======== DATASET CONTENT ========

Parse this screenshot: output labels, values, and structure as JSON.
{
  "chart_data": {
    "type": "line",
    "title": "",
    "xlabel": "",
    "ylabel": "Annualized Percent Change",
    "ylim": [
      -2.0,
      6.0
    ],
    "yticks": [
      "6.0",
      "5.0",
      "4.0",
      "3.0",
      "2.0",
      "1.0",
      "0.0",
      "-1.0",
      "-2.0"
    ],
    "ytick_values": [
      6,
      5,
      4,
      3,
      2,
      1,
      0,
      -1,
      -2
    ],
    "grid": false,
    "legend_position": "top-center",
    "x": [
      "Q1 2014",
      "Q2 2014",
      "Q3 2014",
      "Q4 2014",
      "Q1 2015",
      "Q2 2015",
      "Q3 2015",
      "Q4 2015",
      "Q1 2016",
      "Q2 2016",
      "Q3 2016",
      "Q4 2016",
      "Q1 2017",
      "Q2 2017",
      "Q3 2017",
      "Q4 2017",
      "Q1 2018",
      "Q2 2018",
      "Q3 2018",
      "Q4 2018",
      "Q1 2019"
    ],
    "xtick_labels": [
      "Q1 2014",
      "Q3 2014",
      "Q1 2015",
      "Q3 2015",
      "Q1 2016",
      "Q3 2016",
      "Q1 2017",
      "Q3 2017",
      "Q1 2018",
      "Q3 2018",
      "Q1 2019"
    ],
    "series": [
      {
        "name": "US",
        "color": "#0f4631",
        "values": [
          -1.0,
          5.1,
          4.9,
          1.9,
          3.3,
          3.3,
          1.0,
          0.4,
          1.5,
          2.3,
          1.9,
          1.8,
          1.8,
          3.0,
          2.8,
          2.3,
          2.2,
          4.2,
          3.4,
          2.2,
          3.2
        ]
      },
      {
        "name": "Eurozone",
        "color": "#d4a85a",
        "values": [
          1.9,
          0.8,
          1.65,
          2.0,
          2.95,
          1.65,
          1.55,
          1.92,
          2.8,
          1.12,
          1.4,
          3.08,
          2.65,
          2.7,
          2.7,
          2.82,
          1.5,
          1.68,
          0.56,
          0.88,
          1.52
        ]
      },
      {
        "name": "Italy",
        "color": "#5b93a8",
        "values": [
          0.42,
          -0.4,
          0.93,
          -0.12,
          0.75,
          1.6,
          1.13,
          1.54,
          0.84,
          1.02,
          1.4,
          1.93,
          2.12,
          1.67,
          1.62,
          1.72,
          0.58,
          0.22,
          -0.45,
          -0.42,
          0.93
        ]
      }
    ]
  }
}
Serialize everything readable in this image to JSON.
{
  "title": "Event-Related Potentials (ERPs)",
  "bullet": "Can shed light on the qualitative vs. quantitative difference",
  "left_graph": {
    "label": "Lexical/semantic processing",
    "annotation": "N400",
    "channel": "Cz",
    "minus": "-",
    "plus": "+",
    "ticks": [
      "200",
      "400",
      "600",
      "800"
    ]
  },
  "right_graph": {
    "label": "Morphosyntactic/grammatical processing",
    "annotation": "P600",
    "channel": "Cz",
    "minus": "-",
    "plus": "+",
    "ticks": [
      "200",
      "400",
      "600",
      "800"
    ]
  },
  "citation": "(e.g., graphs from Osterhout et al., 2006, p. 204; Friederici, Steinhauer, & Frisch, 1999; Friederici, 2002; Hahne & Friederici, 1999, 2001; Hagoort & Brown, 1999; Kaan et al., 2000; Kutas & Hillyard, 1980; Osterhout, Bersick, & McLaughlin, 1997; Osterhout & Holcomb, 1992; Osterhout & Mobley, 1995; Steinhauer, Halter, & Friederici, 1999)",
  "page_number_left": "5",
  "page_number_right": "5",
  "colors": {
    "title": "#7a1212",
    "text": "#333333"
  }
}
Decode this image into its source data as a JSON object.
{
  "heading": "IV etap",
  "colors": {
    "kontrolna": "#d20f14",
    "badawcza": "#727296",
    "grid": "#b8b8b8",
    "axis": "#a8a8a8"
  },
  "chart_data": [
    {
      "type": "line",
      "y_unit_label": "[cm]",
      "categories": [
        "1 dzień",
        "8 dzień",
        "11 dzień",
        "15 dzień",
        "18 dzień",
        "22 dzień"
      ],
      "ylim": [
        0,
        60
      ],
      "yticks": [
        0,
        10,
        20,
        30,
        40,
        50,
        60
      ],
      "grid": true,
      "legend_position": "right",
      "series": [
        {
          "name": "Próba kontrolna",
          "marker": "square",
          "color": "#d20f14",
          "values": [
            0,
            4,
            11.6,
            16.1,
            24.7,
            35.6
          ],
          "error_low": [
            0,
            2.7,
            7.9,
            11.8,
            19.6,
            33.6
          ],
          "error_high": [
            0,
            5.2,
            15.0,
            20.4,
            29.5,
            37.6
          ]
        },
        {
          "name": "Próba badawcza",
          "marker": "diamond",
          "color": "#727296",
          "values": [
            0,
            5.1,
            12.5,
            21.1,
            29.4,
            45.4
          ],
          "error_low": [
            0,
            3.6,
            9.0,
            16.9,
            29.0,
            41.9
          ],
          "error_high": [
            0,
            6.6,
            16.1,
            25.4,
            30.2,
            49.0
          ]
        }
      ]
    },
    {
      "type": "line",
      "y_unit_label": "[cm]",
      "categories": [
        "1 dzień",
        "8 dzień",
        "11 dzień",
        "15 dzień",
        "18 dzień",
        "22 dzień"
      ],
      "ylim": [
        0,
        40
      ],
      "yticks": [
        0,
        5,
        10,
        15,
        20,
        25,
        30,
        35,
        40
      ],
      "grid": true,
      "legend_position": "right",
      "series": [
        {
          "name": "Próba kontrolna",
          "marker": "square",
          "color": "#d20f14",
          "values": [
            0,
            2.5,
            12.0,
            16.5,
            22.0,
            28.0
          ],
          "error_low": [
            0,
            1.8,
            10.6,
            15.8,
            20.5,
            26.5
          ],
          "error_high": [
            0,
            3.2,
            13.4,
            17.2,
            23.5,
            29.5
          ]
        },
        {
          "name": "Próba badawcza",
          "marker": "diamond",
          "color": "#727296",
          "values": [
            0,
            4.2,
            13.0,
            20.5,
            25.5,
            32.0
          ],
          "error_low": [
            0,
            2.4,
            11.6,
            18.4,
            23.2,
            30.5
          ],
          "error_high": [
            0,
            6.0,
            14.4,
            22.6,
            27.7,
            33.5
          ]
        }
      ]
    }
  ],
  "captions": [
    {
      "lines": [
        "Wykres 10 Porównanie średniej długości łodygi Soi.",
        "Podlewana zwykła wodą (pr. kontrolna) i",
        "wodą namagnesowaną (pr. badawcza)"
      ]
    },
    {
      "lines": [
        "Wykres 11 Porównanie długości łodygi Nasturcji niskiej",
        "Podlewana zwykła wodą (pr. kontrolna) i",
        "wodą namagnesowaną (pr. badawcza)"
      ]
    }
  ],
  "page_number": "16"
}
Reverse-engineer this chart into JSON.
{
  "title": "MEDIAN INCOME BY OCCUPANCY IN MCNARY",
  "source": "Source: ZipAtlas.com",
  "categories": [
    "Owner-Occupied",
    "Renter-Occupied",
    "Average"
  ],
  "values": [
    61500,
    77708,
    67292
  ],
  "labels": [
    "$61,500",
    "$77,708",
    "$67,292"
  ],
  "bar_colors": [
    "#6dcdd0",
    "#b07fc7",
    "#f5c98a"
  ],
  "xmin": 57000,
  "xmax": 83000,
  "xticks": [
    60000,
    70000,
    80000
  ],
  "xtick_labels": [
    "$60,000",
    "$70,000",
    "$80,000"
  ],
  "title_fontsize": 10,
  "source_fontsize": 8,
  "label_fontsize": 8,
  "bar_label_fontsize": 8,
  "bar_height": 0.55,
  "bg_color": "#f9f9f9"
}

========

**TASK STATEMENT:**
Take the entries above and transcribe them in full.

**RESPONSE TO THIS TASK:**
Parse this screenshot: output labels, values, and structure as JSON.
{
  "chart_data": {
    "type": "line",
    "title": "",
    "xlabel": "",
    "ylabel": "Annualized Percent Change",
    "ylim": [
      -2.0,
      6.0
    ],
    "yticks": [
      "6.0",
      "5.0",
      "4.0",
      "3.0",
      "2.0",
      "1.0",
      "0.0",
      "-1.0",
      "-2.0"
    ],
    "ytick_values": [
      6,
      5,
      4,
      3,
      2,
      1,
      0,
      -1,
      -2
    ],
    "grid": false,
    "legend_position": "top-center",
    "x": [
      "Q1 2014",
      "Q2 2014",
      "Q3 2014",
      "Q4 2014",
      "Q1 2015",
      "Q2 2015",
      "Q3 2015",
      "Q4 2015",
      "Q1 2016",
      "Q2 2016",
      "Q3 2016",
      "Q4 2016",
      "Q1 2017",
      "Q2 2017",
      "Q3 2017",
      "Q4 2017",
      "Q1 2018",
      "Q2 2018",
      "Q3 2018",
      "Q4 2018",
      "Q1 2019"
    ],
    "xtick_labels": [
      "Q1 2014",
      "Q3 2014",
      "Q1 2015",
      "Q3 2015",
      "Q1 2016",
      "Q3 2016",
      "Q1 2017",
      "Q3 2017",
      "Q1 2018",
      "Q3 2018",
      "Q1 2019"
    ],
    "series": [
      {
        "name": "US",
        "color": "#0f4631",
        "values": [
          -1.0,
          5.1,
          4.9,
          1.9,
          3.3,
          3.3,
          1.0,
          0.4,
          1.5,
          2.3,
          1.9,
          1.8,
          1.8,
          3.0,
          2.8,
          2.3,
          2.2,
          4.2,
          3.4,
          2.2,
          3.2
        ]
      },
      {
        "name": "Eurozone",
        "color": "#d4a85a",
        "values": [
          1.9,
          0.8,
          1.65,
          2.0,
          2.95,
          1.65,
          1.55,
          1.92,
          2.8,
          1.12,
          1.4,
          3.08,
          2.65,
          2.7,
          2.7,
          2.82,
          1.5,
          1.68,
          0.56,
          0.88,
          1.52
        ]
      },
      {
        "name": "Italy",
        "color": "#5b93a8",
        "values": [
          0.42,
          -0.4,
          0.93,
          -0.12,
          0.75,
          1.6,
          1.13,
          1.54,
          0.84,
          1.02,
          1.4,
          1.93,
          2.12,
          1.67,
          1.62,
          1.72,
          0.58,
          0.22,
          -0.45,
          -0.42,
          0.93
        ]
      }
    ]
  }
}
Serialize everything readable in this image to JSON.
{
  "title": "Event-Related Potentials (ERPs)",
  "bullet": "Can shed light on the qualitative vs. quantitative difference",
  "left_graph": {
    "label": "Lexical/semantic processing",
    "annotation": "N400",
    "channel": "Cz",
    "minus": "-",
    "plus": "+",
    "ticks": [
      "200",
      "400",
      "600",
      "800"
    ]
  },
  "right_graph": {
    "label": "Morphosyntactic/grammatical processing",
    "annotation": "P600",
    "channel": "Cz",
    "minus": "-",
    "plus": "+",
    "ticks": [
      "200",
      "400",
      "600",
      "800"
    ]
  },
  "citation": "(e.g., graphs from Osterhout et al., 2006, p. 204; Friederici, Steinhauer, & Frisch, 1999; Friederici, 2002; Hahne & Friederici, 1999, 2001; Hagoort & Brown, 1999; Kaan et al., 2000; Kutas & Hillyard, 1980; Osterhout, Bersick, & McLaughlin, 1997; Osterhout & Holcomb, 1992; Osterhout & Mobley, 1995; Steinhauer, Halter, & Friederici, 1999)",
  "page_number_left": "5",
  "page_number_right": "5",
  "colors": {
    "title": "#7a1212",
    "text": "#333333"
  }
}
Decode this image into its source data as a JSON object.
{
  "heading": "IV etap",
  "colors": {
    "kontrolna": "#d20f14",
    "badawcza": "#727296",
    "grid": "#b8b8b8",
    "axis": "#a8a8a8"
  },
  "chart_data": [
    {
      "type": "line",
      "y_unit_label": "[cm]",
      "categories": [
        "1 dzień",
        "8 dzień",
        "11 dzień",
        "15 dzień",
        "18 dzień",
        "22 dzień"
      ],
      "ylim": [
        0,
        60
      ],
      "yticks": [
        0,
        10,
        20,
        30,
        40,
        50,
        60
      ],
      "grid": true,
      "legend_position": "right",
      "series": [
        {
          "name": "Próba kontrolna",
          "marker": "square",
          "color": "#d20f14",
          "values": [
            0,
            4,
            11.6,
            16.1,
            24.7,
            35.6
          ],
          "error_low": [
            0,
            2.7,
            7.9,
            11.8,
            19.6,
            33.6
          ],
          "error_high": [
            0,
            5.2,
            15.0,
            20.4,
            29.5,
            37.6
          ]
        },
        {
          "name": "Próba badawcza",
          "marker": "diamond",
          "color": "#727296",
          "values": [
            0,
            5.1,
            12.5,
            21.1,
            29.4,
            45.4
          ],
          "error_low": [
            0,
            3.6,
            9.0,
            16.9,
            29.0,
            41.9
          ],
          "error_high": [
            0,
            6.6,
            16.1,
            25.4,
            30.2,
            49.0
          ]
        }
      ]
    },
    {
      "type": "line",
      "y_unit_label": "[cm]",
      "categories": [
        "1 dzień",
        "8 dzień",
        "11 dzień",
        "15 dzień",
        "18 dzień",
        "22 dzień"
      ],
      "ylim": [
        0,
        40
      ],
      "yticks": [
        0,
        5,
        10,
        15,
        20,
        25,
        30,
        35,
        40
      ],
      "grid": true,
      "legend_position": "right",
      "series": [
        {
          "name": "Próba kontrolna",
          "marker": "square",
          "color": "#d20f14",
          "values": [
            0,
            2.5,
            12.0,
            16.5,
            22.0,
            28.0
          ],
          "error_low": [
            0,
            1.8,
            10.6,
            15.8,
            20.5,
            26.5
          ],
          "error_high": [
            0,
            3.2,
            13.4,
            17.2,
            23.5,
            29.5
          ]
        },
        {
          "name": "Próba badawcza",
          "marker": "diamond",
          "color": "#727296",
          "values": [
            0,
            4.2,
            13.0,
            20.5,
            25.5,
            32.0
          ],
          "error_low": [
            0,
            2.4,
            11.6,
            18.4,
            23.2,
            30.5
          ],
          "error_high": [
            0,
            6.0,
            14.4,
            22.6,
            27.7,
            33.5
          ]
        }
      ]
    }
  ],
  "captions": [
    {
      "lines": [
        "Wykres 10 Porównanie średniej długości łodygi Soi.",
        "Podlewana zwykła wodą (pr. kontrolna) i",
        "wodą namagnesowaną (pr. badawcza)"
      ]
    },
    {
      "lines": [
        "Wykres 11 Porównanie długości łodygi Nasturcji niskiej",
        "Podlewana zwykła wodą (pr. kontrolna) i",
        "wodą namagnesowaną (pr. badawcza)"
      ]
    }
  ],
  "page_number": "16"
}
Reverse-engineer this chart into JSON.
{
  "title": "MEDIAN INCOME BY OCCUPANCY IN MCNARY",
  "source": "Source: ZipAtlas.com",
  "categories": [
    "Owner-Occupied",
    "Renter-Occupied",
    "Average"
  ],
  "values": [
    61500,
    77708,
    67292
  ],
  "labels": [
    "$61,500",
    "$77,708",
    "$67,292"
  ],
  "bar_colors": [
    "#6dcdd0",
    "#b07fc7",
    "#f5c98a"
  ],
  "xmin": 57000,
  "xmax": 83000,
  "xticks": [
    60000,
    70000,
    80000
  ],
  "xtick_labels": [
    "$60,000",
    "$70,000",
    "$80,000"
  ],
  "title_fontsize": 10,
  "source_fontsize": 8,
  "label_fontsize": 8,
  "bar_label_fontsize": 8,
  "bar_height": 0.55,
  "bg_color": "#f9f9f9"
}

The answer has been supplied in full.